---------- Given data

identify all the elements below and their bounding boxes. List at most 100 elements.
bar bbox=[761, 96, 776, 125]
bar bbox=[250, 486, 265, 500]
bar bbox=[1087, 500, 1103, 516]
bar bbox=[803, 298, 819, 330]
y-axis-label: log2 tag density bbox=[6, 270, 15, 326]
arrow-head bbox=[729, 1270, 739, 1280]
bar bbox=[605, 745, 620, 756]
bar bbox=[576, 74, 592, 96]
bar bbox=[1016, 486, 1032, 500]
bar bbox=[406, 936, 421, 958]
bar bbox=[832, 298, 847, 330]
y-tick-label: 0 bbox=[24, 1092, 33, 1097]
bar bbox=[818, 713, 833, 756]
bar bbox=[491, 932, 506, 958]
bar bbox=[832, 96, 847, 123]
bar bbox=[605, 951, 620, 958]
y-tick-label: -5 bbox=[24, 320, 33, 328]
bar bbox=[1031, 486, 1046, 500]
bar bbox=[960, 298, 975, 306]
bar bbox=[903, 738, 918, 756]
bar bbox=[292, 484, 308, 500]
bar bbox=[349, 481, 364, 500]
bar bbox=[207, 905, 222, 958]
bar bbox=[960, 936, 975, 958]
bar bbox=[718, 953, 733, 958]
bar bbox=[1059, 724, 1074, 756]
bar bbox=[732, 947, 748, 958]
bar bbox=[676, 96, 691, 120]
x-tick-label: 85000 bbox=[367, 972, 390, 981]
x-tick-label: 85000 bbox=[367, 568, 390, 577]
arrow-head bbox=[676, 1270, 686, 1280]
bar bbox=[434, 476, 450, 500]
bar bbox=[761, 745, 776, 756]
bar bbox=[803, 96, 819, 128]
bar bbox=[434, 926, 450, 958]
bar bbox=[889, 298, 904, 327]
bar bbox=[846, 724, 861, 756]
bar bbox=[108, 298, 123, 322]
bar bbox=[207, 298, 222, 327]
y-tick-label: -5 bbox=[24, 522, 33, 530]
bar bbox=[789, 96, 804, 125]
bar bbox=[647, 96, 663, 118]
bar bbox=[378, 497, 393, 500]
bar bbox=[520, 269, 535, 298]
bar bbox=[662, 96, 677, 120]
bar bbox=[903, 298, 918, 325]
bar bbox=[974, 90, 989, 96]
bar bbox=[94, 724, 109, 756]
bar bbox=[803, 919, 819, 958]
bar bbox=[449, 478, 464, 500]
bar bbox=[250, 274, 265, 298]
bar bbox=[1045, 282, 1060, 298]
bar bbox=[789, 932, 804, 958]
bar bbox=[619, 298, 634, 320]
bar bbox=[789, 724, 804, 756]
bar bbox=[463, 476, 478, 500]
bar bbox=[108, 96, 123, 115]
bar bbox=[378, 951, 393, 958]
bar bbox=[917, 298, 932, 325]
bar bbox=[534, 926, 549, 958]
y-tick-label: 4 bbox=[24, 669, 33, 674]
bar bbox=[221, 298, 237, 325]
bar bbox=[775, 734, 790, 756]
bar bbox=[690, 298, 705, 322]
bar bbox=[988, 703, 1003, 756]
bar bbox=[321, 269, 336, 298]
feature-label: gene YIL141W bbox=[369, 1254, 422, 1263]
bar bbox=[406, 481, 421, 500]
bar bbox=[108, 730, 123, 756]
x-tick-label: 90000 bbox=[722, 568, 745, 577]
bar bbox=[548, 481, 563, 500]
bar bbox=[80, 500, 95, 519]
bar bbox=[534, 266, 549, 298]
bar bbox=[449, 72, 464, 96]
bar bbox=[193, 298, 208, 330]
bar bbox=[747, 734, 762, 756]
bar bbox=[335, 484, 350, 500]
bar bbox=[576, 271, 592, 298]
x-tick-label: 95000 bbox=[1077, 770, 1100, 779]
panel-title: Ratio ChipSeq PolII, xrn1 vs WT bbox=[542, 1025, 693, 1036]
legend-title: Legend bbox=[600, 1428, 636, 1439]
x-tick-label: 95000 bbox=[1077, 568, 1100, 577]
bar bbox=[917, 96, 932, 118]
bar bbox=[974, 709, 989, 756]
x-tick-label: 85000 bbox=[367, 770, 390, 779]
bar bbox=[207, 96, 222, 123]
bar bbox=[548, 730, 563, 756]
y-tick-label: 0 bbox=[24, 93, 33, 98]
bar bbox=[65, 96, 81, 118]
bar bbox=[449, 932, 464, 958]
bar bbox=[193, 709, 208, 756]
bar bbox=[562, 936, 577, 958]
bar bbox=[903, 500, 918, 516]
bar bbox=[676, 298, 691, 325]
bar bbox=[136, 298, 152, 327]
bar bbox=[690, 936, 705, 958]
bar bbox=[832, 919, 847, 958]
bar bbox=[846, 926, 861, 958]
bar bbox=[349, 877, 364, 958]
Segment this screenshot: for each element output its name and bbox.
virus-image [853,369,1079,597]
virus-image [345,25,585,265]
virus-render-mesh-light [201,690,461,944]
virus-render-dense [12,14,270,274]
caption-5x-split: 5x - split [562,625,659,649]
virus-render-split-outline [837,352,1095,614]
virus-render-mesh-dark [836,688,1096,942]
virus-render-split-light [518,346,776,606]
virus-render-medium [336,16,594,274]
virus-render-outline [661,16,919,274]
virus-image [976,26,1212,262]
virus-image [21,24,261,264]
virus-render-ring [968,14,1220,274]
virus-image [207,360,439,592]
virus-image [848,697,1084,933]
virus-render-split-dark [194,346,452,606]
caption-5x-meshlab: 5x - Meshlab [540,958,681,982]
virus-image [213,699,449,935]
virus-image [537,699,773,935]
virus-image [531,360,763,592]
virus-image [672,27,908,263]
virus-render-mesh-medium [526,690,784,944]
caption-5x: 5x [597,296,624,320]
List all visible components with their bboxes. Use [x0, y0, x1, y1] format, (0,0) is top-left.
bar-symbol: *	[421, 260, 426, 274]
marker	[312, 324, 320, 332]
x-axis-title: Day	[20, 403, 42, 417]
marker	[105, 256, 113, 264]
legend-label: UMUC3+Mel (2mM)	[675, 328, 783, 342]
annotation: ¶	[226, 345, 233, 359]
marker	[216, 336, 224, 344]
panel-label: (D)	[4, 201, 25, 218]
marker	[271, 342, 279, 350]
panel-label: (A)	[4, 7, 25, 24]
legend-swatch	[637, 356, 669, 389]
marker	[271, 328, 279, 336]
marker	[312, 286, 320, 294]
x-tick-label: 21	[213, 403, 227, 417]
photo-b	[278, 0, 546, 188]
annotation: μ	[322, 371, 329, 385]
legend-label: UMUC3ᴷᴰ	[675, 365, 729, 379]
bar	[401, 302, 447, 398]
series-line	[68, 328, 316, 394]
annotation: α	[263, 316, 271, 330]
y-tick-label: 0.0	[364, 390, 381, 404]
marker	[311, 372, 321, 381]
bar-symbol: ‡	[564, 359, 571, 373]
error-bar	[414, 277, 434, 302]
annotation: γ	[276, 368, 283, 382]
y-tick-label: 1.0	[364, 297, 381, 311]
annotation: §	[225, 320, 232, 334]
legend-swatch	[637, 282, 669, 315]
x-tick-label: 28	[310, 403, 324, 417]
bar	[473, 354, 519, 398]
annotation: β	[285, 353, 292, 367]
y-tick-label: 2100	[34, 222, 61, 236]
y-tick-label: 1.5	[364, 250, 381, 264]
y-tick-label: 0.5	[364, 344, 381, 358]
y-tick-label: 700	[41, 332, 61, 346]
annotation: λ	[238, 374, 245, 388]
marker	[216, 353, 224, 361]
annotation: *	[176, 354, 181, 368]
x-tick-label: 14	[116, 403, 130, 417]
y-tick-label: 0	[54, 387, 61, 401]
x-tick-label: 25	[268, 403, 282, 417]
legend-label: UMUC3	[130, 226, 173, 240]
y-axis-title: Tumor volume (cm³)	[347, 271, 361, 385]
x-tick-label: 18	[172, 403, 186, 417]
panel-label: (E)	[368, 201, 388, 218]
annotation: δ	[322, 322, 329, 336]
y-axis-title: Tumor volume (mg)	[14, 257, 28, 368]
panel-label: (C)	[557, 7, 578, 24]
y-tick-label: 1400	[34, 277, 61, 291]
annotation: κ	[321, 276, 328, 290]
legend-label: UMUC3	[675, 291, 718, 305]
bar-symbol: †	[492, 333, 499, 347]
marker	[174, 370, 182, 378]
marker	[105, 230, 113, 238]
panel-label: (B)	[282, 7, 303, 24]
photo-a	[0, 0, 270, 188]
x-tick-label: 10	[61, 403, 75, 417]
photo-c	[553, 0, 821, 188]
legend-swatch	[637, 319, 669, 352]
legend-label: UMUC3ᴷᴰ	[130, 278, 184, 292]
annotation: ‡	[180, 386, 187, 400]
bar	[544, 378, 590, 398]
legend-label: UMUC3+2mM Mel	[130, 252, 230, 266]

--------------------

§ **What the task requires**
Go through the material line by line. Show each line that contains the string "volume".

§ **Result of the task**
y-axis-title: Tumor volume (cm³)	[347, 271, 361, 385]
y-axis-title: Tumor volume (mg)	[14, 257, 28, 368]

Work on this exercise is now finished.